Замените «output» на «list» в строках от строки с «Segment this screenshot: for» до строки с «53, 231, 67]» и приведите эти строки заново, больше ничего в них не меняя.

------

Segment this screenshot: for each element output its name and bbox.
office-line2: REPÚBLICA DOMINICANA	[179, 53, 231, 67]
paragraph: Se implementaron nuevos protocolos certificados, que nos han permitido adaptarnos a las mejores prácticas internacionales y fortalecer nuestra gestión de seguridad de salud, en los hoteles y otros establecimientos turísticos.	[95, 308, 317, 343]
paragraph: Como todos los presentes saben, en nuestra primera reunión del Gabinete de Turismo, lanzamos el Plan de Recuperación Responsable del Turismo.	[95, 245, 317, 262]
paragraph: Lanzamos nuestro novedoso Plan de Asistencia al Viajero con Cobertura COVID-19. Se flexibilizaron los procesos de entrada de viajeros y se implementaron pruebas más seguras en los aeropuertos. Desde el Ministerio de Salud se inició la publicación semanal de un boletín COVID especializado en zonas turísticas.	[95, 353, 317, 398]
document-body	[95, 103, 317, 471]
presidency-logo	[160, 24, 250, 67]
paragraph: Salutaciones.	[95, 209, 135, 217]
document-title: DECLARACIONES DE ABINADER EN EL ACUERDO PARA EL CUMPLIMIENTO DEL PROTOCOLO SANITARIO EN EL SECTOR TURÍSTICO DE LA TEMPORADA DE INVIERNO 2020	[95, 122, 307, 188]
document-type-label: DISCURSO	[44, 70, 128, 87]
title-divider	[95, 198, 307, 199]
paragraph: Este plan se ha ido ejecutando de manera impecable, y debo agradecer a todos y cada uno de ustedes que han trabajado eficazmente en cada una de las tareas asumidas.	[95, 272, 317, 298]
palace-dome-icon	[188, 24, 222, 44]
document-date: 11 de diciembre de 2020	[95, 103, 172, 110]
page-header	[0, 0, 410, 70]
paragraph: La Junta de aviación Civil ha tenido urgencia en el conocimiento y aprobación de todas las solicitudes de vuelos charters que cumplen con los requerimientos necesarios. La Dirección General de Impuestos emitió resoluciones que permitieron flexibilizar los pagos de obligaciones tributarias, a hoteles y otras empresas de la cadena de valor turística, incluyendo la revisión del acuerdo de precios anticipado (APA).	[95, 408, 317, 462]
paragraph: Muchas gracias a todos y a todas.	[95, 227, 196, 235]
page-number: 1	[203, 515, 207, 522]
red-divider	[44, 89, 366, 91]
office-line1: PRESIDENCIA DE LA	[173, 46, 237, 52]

------

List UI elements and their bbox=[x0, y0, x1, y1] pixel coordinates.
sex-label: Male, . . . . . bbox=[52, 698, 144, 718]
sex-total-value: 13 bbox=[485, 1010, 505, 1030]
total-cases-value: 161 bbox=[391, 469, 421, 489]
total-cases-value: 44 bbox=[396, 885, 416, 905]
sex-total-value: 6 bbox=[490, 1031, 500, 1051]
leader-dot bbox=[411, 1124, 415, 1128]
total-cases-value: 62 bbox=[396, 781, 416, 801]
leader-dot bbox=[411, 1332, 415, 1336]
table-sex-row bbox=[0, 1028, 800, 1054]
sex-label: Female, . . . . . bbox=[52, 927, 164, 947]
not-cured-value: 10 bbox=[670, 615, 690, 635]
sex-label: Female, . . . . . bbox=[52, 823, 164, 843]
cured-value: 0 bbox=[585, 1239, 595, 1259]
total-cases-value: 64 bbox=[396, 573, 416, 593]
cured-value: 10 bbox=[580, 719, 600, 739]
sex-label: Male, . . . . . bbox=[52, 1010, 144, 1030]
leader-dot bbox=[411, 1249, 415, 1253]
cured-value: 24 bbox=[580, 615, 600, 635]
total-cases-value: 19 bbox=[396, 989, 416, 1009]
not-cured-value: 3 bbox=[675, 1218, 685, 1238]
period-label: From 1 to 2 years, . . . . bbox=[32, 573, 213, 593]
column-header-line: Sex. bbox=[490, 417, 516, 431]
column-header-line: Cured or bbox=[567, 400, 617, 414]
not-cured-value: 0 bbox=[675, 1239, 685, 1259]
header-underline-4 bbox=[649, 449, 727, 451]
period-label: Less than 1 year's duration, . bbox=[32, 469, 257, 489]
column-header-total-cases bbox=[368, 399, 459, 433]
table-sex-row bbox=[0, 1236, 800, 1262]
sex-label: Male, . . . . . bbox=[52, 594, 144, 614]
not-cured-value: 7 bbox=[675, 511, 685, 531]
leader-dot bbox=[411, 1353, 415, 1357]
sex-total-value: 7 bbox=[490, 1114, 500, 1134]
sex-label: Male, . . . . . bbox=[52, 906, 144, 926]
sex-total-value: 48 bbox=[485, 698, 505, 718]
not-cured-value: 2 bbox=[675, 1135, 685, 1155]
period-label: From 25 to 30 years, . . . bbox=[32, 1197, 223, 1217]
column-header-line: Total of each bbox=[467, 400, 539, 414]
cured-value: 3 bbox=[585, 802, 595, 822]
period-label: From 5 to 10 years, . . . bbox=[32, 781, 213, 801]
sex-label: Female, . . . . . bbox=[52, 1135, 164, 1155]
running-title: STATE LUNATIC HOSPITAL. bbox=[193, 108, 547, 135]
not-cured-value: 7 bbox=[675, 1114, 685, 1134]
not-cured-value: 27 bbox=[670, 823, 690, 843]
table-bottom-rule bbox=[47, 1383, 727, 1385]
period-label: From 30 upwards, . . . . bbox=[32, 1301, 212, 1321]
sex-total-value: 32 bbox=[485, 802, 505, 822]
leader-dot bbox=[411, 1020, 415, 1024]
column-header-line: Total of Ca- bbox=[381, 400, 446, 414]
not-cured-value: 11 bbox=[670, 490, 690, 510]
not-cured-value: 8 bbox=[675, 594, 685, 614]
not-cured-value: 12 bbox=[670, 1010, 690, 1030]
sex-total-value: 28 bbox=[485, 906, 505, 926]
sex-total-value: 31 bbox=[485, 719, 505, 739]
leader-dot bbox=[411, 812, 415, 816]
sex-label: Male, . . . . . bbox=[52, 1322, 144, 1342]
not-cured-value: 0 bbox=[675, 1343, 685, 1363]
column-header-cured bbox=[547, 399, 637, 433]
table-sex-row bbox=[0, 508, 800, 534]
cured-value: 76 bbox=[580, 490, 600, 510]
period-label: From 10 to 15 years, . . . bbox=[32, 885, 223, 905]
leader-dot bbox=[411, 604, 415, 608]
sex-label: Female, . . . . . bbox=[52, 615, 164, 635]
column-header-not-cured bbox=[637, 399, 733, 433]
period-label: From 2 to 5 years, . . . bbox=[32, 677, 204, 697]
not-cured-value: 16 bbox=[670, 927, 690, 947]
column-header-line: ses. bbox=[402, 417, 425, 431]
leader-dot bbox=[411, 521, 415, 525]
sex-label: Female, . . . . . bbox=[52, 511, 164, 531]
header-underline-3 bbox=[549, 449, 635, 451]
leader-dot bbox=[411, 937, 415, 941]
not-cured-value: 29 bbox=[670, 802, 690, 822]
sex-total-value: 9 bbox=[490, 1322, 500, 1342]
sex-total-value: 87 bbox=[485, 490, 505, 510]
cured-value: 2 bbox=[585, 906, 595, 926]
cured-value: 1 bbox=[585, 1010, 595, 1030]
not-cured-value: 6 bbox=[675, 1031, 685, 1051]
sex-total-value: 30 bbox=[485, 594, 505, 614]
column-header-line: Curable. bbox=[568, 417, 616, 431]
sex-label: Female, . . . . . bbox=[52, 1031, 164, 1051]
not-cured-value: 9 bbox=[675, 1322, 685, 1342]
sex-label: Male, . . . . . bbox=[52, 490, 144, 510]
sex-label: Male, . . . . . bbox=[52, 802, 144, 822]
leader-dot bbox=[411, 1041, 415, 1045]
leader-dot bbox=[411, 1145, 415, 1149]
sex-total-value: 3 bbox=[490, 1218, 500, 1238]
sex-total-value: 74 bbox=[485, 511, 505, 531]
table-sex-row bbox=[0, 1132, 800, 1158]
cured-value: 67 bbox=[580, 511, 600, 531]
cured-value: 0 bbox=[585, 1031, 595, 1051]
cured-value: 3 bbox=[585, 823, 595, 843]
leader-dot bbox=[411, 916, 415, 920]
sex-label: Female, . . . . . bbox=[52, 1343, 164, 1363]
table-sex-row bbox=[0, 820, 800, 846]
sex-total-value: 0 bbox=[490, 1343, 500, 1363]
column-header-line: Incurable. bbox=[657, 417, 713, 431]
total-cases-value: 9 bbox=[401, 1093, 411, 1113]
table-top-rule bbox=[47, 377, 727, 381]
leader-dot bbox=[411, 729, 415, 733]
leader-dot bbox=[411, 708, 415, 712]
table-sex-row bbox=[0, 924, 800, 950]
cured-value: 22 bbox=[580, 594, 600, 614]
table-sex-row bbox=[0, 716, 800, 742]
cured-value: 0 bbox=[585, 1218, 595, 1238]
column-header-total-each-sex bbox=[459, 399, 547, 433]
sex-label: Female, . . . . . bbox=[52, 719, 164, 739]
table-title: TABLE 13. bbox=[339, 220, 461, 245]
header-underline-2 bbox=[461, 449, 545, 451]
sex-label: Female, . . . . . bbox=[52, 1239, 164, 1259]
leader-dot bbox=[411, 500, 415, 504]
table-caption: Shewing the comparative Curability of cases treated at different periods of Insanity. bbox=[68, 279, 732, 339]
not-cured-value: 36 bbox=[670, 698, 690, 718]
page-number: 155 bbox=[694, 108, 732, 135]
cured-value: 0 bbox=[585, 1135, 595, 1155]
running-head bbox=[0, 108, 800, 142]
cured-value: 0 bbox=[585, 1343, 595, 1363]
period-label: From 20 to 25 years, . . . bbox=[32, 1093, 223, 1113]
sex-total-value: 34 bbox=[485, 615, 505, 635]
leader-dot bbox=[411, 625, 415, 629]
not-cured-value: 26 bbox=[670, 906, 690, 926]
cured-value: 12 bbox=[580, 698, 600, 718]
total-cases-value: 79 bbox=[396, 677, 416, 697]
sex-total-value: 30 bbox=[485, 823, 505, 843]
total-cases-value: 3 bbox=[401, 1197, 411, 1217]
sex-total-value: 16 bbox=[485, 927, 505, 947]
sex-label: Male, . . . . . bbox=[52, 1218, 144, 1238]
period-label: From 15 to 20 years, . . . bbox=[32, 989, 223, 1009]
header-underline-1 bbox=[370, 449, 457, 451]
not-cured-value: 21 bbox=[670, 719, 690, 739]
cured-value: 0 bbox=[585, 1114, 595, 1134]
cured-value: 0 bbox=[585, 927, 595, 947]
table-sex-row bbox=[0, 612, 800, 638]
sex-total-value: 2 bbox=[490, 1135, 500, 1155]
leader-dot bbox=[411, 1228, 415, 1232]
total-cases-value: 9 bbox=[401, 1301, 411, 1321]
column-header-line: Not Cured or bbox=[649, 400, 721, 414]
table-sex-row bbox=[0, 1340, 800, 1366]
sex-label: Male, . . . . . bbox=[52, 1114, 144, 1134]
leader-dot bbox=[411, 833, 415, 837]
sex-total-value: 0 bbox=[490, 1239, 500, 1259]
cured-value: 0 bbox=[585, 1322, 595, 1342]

------

> **РЕШЕНИЕ ЗАДАНИЯ**:
Segment this screenshot: for each element list its name and bbox.
office-line2: REPÚBLICA DOMINICANA	[179, 53, 231, 67]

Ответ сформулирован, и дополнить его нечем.